Exercise task:
Copy all entries without alteration and skip the pictures they hold.

Provided records:
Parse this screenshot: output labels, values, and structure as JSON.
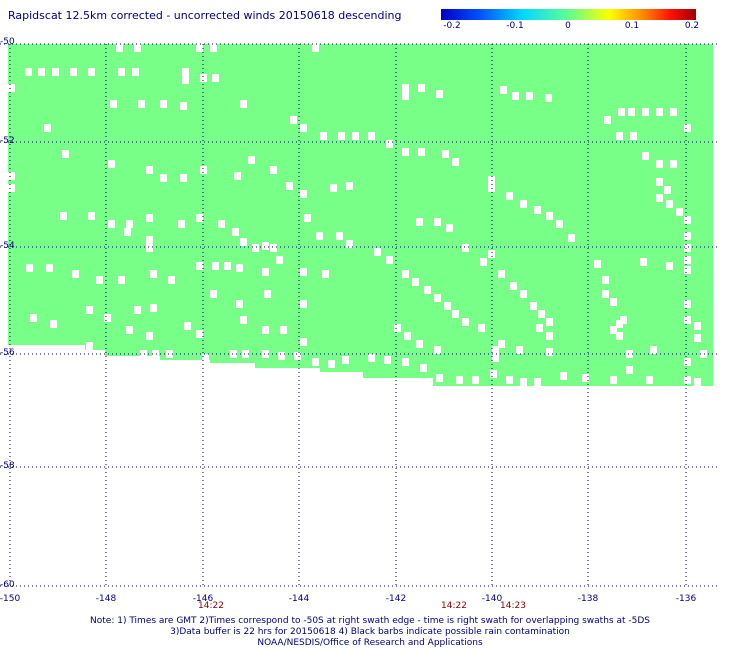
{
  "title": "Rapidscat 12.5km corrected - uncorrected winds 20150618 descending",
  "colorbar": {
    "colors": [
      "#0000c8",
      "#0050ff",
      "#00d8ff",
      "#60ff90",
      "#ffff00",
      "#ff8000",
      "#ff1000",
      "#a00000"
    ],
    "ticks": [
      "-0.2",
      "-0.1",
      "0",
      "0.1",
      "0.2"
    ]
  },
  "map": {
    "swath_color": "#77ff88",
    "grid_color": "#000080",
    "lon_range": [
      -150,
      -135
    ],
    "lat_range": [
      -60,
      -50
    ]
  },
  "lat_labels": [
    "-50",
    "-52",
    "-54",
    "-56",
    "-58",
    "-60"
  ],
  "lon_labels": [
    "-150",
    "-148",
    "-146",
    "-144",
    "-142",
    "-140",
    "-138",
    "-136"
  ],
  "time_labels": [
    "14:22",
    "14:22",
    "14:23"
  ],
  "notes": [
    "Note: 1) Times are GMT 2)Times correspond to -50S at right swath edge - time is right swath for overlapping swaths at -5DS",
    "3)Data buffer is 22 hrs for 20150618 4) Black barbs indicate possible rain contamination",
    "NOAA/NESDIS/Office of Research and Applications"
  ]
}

Answer:
Parse this screenshot: output labels, values, and structure as JSON.
{
  "title": "Rapidscat 12.5km corrected - uncorrected winds 20150618 descending",
  "colorbar": {
    "colors": [
      "#0000c8",
      "#0050ff",
      "#00d8ff",
      "#60ff90",
      "#ffff00",
      "#ff8000",
      "#ff1000",
      "#a00000"
    ],
    "ticks": [
      "-0.2",
      "-0.1",
      "0",
      "0.1",
      "0.2"
    ]
  },
  "map": {
    "swath_color": "#77ff88",
    "grid_color": "#000080",
    "lon_range": [
      -150,
      -135
    ],
    "lat_range": [
      -60,
      -50
    ]
  },
  "lat_labels": [
    "-50",
    "-52",
    "-54",
    "-56",
    "-58",
    "-60"
  ],
  "lon_labels": [
    "-150",
    "-148",
    "-146",
    "-144",
    "-142",
    "-140",
    "-138",
    "-136"
  ],
  "time_labels": [
    "14:22",
    "14:22",
    "14:23"
  ],
  "notes": [
    "Note: 1) Times are GMT 2)Times correspond to -50S at right swath edge - time is right swath for overlapping swaths at -5DS",
    "3)Data buffer is 22 hrs for 20150618 4) Black barbs indicate possible rain contamination",
    "NOAA/NESDIS/Office of Research and Applications"
  ]
}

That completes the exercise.